● What the exercise asks:
Every record below should be printed exactly as given.

Start Data shown

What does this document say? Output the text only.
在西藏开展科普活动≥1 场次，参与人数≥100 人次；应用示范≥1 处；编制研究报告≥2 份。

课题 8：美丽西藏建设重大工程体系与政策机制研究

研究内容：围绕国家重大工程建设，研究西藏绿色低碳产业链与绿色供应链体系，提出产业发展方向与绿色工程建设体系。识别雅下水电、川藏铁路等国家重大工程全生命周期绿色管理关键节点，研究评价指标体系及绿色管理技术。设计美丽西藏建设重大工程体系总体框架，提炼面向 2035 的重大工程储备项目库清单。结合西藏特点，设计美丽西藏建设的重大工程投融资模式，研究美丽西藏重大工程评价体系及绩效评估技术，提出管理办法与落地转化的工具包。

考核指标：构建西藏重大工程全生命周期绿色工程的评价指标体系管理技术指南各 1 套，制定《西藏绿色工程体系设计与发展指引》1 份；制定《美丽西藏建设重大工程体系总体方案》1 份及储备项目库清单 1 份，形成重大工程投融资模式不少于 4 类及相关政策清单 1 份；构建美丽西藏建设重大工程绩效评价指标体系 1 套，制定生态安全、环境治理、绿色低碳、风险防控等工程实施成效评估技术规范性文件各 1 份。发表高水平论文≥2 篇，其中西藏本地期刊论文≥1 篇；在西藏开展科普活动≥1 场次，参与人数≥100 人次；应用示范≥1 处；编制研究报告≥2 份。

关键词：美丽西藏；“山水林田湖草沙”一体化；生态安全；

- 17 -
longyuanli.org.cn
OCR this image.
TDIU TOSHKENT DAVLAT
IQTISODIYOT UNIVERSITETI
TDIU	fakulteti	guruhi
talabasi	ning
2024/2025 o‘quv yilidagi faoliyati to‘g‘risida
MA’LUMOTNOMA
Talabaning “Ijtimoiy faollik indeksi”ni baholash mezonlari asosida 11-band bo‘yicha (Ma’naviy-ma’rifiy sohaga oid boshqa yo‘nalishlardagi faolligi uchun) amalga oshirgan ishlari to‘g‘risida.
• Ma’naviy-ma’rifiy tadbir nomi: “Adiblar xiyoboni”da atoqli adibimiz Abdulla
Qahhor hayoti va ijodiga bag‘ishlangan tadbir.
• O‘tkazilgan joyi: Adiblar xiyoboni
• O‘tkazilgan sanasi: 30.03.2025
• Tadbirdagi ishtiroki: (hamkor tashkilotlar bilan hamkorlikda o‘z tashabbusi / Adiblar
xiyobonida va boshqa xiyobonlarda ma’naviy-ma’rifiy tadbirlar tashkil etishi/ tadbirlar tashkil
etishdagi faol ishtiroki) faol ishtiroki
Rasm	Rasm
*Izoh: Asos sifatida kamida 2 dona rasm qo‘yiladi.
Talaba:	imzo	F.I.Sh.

End Data shown

● Final result:
What does this document say? Output the text only.
在西藏开展科普活动≥1 场次，参与人数≥100 人次；应用示范≥1 处；编制研究报告≥2 份。

课题 8：美丽西藏建设重大工程体系与政策机制研究

研究内容：围绕国家重大工程建设，研究西藏绿色低碳产业链与绿色供应链体系，提出产业发展方向与绿色工程建设体系。识别雅下水电、川藏铁路等国家重大工程全生命周期绿色管理关键节点，研究评价指标体系及绿色管理技术。设计美丽西藏建设重大工程体系总体框架，提炼面向 2035 的重大工程储备项目库清单。结合西藏特点，设计美丽西藏建设的重大工程投融资模式，研究美丽西藏重大工程评价体系及绩效评估技术，提出管理办法与落地转化的工具包。

考核指标：构建西藏重大工程全生命周期绿色工程的评价指标体系管理技术指南各 1 套，制定《西藏绿色工程体系设计与发展指引》1 份；制定《美丽西藏建设重大工程体系总体方案》1 份及储备项目库清单 1 份，形成重大工程投融资模式不少于 4 类及相关政策清单 1 份；构建美丽西藏建设重大工程绩效评价指标体系 1 套，制定生态安全、环境治理、绿色低碳、风险防控等工程实施成效评估技术规范性文件各 1 份。发表高水平论文≥2 篇，其中西藏本地期刊论文≥1 篇；在西藏开展科普活动≥1 场次，参与人数≥100 人次；应用示范≥1 处；编制研究报告≥2 份。

关键词：美丽西藏；“山水林田湖草沙”一体化；生态安全；

- 17 -
longyuanli.org.cn
OCR this image.
TDIU TOSHKENT DAVLAT
IQTISODIYOT UNIVERSITETI
TDIU	fakulteti	guruhi
talabasi	ning
2024/2025 o‘quv yilidagi faoliyati to‘g‘risida
MA’LUMOTNOMA
Talabaning “Ijtimoiy faollik indeksi”ni baholash mezonlari asosida 11-band bo‘yicha (Ma’naviy-ma’rifiy sohaga oid boshqa yo‘nalishlardagi faolligi uchun) amalga oshirgan ishlari to‘g‘risida.
• Ma’naviy-ma’rifiy tadbir nomi: “Adiblar xiyoboni”da atoqli adibimiz Abdulla
Qahhor hayoti va ijodiga bag‘ishlangan tadbir.
• O‘tkazilgan joyi: Adiblar xiyoboni
• O‘tkazilgan sanasi: 30.03.2025
• Tadbirdagi ishtiroki: (hamkor tashkilotlar bilan hamkorlikda o‘z tashabbusi / Adiblar
xiyobonida va boshqa xiyobonlarda ma’naviy-ma’rifiy tadbirlar tashkil etishi/ tadbirlar tashkil
etishdagi faol ishtiroki) faol ishtiroki
Rasm	Rasm
*Izoh: Asos sifatida kamida 2 dona rasm qo‘yiladi.
Talaba:	imzo	F.I.Sh.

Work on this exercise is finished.